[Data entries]
---*---
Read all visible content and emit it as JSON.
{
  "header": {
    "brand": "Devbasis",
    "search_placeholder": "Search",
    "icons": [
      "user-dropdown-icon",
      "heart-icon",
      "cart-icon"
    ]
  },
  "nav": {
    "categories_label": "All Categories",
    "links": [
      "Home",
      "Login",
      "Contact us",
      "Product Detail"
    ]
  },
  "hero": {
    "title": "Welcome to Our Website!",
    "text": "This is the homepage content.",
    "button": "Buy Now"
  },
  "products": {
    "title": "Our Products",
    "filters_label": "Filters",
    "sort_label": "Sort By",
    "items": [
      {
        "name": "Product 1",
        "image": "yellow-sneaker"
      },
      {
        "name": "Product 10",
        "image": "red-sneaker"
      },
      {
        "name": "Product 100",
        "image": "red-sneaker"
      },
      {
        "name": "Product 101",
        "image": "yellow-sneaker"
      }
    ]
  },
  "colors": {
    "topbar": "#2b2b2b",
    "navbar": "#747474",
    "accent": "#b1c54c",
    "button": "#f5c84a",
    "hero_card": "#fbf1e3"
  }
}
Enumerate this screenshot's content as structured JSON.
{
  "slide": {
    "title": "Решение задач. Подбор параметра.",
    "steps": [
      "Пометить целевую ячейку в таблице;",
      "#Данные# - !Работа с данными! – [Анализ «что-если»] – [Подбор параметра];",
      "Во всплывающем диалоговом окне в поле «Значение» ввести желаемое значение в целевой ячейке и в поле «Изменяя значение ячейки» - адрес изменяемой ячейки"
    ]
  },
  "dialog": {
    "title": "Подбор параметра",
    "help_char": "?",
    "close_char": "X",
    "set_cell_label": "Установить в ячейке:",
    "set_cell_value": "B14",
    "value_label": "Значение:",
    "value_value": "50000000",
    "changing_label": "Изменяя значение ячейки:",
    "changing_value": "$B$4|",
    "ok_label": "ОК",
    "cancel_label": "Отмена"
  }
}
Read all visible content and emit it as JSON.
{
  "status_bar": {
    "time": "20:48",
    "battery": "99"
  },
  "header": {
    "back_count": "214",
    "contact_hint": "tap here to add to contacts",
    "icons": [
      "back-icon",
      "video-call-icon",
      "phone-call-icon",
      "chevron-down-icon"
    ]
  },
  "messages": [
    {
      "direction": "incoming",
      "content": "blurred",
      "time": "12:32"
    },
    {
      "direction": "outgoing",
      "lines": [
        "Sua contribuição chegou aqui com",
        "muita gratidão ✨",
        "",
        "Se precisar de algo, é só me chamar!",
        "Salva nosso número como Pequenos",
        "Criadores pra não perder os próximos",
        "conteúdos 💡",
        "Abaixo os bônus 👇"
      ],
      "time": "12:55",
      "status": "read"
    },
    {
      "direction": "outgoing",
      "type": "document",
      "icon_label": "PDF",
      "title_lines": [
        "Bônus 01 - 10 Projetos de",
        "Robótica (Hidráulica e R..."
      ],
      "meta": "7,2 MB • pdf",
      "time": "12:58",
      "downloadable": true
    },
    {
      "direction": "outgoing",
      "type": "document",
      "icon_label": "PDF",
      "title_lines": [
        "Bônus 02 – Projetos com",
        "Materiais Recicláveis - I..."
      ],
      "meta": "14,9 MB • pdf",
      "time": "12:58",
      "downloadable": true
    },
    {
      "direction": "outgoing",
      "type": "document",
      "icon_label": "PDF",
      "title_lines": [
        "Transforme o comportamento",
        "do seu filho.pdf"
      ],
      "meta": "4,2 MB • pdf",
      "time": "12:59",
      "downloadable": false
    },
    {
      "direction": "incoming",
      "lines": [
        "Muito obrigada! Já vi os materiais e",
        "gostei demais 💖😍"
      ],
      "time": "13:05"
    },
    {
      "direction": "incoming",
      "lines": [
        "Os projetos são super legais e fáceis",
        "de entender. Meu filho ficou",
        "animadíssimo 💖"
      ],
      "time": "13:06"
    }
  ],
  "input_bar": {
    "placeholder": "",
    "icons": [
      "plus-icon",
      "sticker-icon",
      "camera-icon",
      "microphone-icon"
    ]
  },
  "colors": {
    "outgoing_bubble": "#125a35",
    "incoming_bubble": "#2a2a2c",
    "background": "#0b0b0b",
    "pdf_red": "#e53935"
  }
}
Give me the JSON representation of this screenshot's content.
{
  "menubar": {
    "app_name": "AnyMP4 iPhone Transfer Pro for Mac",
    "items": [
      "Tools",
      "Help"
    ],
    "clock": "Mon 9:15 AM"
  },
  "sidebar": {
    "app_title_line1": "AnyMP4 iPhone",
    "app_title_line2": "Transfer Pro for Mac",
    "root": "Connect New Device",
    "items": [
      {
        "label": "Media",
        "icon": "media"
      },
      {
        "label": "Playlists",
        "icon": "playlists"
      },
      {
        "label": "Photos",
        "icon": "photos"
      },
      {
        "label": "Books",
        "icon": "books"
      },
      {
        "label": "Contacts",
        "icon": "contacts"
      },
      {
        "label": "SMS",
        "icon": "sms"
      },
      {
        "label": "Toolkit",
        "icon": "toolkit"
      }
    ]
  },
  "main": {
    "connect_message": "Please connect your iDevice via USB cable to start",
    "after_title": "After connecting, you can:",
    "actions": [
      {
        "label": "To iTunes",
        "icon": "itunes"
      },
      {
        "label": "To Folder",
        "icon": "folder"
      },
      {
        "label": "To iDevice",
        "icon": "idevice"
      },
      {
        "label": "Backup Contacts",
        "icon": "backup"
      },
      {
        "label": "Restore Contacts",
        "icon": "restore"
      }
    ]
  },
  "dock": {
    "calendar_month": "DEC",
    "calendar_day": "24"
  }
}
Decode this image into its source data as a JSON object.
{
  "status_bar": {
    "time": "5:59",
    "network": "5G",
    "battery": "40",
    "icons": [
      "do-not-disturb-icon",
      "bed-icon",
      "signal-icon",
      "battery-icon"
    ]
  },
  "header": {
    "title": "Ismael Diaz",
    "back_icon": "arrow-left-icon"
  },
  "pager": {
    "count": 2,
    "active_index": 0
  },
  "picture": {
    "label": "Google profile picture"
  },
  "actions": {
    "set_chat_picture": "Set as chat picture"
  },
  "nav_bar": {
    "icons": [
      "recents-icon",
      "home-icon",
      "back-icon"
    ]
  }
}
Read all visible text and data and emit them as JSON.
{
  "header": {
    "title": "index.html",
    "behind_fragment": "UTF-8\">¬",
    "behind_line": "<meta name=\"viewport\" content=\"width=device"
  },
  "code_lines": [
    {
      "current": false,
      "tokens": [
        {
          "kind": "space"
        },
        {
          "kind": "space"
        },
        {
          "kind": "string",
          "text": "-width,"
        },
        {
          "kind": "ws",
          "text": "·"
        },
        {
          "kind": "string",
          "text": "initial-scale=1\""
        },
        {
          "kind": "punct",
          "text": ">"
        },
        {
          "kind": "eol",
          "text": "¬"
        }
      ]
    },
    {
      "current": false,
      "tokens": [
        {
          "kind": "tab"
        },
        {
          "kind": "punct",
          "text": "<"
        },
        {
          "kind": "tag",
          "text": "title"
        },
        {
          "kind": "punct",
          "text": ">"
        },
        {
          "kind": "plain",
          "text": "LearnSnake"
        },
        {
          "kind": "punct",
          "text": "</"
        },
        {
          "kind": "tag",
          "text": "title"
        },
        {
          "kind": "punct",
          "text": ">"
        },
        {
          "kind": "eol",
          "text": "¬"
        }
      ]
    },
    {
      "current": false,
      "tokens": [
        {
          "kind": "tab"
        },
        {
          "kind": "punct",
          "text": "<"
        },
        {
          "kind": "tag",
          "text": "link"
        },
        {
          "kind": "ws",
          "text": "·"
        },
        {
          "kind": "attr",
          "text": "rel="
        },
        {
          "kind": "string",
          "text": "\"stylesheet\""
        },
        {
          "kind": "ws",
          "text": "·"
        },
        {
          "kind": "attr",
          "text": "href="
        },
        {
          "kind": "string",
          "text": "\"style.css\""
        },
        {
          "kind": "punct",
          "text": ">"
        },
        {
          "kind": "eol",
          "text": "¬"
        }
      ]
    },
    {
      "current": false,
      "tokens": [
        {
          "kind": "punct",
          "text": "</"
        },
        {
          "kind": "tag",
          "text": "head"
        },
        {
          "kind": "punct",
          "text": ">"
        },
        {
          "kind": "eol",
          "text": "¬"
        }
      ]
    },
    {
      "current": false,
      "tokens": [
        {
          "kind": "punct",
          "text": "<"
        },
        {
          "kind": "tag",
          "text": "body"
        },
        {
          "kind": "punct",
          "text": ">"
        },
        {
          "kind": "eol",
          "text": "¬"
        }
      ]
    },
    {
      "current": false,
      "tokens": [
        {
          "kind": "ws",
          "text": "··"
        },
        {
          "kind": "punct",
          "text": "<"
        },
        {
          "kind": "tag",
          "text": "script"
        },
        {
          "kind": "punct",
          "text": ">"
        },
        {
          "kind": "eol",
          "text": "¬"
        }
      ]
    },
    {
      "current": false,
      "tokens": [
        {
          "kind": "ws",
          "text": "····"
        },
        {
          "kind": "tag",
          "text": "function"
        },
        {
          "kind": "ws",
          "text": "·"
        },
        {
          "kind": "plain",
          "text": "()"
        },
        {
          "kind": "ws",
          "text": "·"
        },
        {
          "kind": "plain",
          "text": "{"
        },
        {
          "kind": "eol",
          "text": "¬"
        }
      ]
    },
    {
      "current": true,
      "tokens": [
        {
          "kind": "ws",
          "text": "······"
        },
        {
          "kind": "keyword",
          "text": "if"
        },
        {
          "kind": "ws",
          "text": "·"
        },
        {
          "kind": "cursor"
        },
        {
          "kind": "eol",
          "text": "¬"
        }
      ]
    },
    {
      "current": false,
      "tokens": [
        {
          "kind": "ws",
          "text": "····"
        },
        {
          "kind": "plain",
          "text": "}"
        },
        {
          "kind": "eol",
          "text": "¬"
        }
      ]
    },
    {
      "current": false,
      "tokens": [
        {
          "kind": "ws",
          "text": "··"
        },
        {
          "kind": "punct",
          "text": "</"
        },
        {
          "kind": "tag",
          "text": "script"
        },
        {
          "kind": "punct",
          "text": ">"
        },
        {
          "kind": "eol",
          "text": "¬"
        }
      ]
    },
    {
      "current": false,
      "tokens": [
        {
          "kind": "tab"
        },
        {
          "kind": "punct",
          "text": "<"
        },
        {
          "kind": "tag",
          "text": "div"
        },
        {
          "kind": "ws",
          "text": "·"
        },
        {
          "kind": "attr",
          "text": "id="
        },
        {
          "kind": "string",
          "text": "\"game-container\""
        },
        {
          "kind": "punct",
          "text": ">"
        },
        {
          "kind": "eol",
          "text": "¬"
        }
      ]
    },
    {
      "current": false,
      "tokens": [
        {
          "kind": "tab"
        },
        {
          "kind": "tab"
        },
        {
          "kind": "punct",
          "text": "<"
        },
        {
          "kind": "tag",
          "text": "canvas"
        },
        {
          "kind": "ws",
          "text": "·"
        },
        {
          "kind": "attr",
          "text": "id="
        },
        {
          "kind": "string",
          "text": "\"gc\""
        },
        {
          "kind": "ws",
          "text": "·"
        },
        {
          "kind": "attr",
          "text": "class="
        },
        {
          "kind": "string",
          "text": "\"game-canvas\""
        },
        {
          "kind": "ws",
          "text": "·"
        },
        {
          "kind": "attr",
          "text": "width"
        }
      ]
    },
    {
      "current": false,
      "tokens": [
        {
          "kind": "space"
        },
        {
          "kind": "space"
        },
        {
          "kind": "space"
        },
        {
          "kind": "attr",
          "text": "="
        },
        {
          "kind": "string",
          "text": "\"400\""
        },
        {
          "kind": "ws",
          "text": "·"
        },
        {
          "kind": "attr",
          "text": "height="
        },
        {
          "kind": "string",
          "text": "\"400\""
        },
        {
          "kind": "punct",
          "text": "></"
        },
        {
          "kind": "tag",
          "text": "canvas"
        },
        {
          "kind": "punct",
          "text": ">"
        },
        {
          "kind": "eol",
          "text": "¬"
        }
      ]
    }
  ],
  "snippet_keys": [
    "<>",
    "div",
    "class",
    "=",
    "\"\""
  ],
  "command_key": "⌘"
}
---*---
- Stated task
Find the word "Transfer" in the data and copy out each line where it turns up.

- Result of the task
    "app_name": "AnyMP4 iPhone Transfer Pro for Mac",
    "app_title_line2": "Transfer Pro for Mac",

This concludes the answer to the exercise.